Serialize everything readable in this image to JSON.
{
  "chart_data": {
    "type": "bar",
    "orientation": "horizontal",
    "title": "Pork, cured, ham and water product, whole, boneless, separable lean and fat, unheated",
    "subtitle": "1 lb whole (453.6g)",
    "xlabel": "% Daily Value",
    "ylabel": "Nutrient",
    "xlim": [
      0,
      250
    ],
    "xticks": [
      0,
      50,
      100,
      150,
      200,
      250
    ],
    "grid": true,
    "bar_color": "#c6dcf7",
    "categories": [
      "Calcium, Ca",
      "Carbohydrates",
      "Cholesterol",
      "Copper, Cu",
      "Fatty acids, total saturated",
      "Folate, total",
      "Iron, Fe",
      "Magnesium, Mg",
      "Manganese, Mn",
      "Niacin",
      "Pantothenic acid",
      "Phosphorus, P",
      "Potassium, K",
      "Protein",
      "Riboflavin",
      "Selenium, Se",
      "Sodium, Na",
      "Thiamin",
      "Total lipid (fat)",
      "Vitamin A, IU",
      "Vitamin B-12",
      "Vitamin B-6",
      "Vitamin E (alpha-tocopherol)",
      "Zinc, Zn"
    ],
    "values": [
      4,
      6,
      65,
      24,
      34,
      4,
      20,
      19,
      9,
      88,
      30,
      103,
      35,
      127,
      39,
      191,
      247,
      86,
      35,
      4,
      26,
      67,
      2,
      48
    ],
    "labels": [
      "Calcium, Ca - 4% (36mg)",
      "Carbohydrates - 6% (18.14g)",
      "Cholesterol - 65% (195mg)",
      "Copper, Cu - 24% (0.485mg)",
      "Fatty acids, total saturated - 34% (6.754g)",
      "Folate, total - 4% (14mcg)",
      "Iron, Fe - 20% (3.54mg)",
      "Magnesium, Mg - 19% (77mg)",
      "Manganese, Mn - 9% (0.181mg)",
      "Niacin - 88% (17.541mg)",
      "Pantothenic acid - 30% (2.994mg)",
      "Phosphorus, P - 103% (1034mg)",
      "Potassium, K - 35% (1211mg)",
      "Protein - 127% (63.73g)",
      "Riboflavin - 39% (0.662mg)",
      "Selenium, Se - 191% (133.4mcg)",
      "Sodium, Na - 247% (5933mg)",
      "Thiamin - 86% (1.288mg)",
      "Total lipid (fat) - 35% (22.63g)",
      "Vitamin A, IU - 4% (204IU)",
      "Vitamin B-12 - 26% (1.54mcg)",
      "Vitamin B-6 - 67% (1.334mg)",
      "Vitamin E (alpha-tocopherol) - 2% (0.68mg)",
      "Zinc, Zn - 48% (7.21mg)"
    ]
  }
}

********

Repeat each of the entries exactly as written.

Serialize everything readable in this image to JSON.
{
  "chart_data": {
    "type": "bar",
    "orientation": "horizontal",
    "title": "Pork, cured, ham and water product, whole, boneless, separable lean and fat, unheated",
    "subtitle": "1 lb whole (453.6g)",
    "xlabel": "% Daily Value",
    "ylabel": "Nutrient",
    "xlim": [
      0,
      250
    ],
    "xticks": [
      0,
      50,
      100,
      150,
      200,
      250
    ],
    "grid": true,
    "bar_color": "#c6dcf7",
    "categories": [
      "Calcium, Ca",
      "Carbohydrates",
      "Cholesterol",
      "Copper, Cu",
      "Fatty acids, total saturated",
      "Folate, total",
      "Iron, Fe",
      "Magnesium, Mg",
      "Manganese, Mn",
      "Niacin",
      "Pantothenic acid",
      "Phosphorus, P",
      "Potassium, K",
      "Protein",
      "Riboflavin",
      "Selenium, Se",
      "Sodium, Na",
      "Thiamin",
      "Total lipid (fat)",
      "Vitamin A, IU",
      "Vitamin B-12",
      "Vitamin B-6",
      "Vitamin E (alpha-tocopherol)",
      "Zinc, Zn"
    ],
    "values": [
      4,
      6,
      65,
      24,
      34,
      4,
      20,
      19,
      9,
      88,
      30,
      103,
      35,
      127,
      39,
      191,
      247,
      86,
      35,
      4,
      26,
      67,
      2,
      48
    ],
    "labels": [
      "Calcium, Ca - 4% (36mg)",
      "Carbohydrates - 6% (18.14g)",
      "Cholesterol - 65% (195mg)",
      "Copper, Cu - 24% (0.485mg)",
      "Fatty acids, total saturated - 34% (6.754g)",
      "Folate, total - 4% (14mcg)",
      "Iron, Fe - 20% (3.54mg)",
      "Magnesium, Mg - 19% (77mg)",
      "Manganese, Mn - 9% (0.181mg)",
      "Niacin - 88% (17.541mg)",
      "Pantothenic acid - 30% (2.994mg)",
      "Phosphorus, P - 103% (1034mg)",
      "Potassium, K - 35% (1211mg)",
      "Protein - 127% (63.73g)",
      "Riboflavin - 39% (0.662mg)",
      "Selenium, Se - 191% (133.4mcg)",
      "Sodium, Na - 247% (5933mg)",
      "Thiamin - 86% (1.288mg)",
      "Total lipid (fat) - 35% (22.63g)",
      "Vitamin A, IU - 4% (204IU)",
      "Vitamin B-12 - 26% (1.54mcg)",
      "Vitamin B-6 - 67% (1.334mg)",
      "Vitamin E (alpha-tocopherol) - 2% (0.68mg)",
      "Zinc, Zn - 48% (7.21mg)"
    ]
  }
}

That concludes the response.